INSTRUCTION:
Gather each line in the entries that includes the string "piper".

INFORMATION GIVEN:
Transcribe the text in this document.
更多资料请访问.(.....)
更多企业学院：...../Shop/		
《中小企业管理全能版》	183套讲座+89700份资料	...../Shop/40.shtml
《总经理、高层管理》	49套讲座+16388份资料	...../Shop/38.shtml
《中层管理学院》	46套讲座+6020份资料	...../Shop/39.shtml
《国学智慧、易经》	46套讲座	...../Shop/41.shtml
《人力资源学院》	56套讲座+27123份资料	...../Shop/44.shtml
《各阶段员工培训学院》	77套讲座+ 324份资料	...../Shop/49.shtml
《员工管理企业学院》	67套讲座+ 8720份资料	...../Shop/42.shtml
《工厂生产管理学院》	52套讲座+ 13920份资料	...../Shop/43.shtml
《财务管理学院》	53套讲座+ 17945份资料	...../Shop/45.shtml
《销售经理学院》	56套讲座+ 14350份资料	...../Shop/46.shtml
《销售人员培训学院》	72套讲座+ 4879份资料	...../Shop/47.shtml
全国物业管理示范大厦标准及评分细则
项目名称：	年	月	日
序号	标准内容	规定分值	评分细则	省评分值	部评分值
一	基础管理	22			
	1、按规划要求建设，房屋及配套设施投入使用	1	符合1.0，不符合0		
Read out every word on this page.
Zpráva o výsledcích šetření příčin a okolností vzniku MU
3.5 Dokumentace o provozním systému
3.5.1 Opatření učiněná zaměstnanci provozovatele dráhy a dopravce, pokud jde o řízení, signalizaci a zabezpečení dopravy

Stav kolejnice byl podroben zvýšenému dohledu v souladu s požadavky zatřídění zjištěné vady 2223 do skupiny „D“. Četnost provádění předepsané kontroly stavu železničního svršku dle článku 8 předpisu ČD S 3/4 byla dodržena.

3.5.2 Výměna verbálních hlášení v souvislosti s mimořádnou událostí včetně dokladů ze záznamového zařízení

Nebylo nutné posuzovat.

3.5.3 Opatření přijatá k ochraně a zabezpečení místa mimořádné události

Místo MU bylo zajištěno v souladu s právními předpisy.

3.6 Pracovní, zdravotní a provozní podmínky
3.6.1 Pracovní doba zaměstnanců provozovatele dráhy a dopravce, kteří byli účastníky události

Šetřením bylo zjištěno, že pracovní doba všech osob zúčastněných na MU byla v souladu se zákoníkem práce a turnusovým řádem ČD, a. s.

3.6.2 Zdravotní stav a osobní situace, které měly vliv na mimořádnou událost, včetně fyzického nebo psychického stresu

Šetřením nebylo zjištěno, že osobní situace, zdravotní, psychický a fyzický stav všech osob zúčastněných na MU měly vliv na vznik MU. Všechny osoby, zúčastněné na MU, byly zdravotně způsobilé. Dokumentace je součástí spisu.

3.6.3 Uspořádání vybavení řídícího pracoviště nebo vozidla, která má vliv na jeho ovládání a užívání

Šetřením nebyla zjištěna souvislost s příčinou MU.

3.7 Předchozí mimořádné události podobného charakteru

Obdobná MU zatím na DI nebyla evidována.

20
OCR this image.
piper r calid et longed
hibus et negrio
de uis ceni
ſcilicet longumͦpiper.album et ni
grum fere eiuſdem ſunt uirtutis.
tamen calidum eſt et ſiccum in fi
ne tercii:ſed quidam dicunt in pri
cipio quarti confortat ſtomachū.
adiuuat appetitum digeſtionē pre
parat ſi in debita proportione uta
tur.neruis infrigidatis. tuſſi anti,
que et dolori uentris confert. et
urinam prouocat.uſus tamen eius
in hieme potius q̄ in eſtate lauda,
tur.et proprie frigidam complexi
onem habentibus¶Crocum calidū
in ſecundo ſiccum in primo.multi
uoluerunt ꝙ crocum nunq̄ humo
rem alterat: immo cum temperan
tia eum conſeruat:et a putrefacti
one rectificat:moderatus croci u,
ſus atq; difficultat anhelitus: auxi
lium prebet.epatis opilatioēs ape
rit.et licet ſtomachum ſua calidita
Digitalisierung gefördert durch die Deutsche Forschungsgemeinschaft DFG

RESULT FOR THIS TASK:
piper r calid et longed
ſcilicet longumͦpiper.album et ni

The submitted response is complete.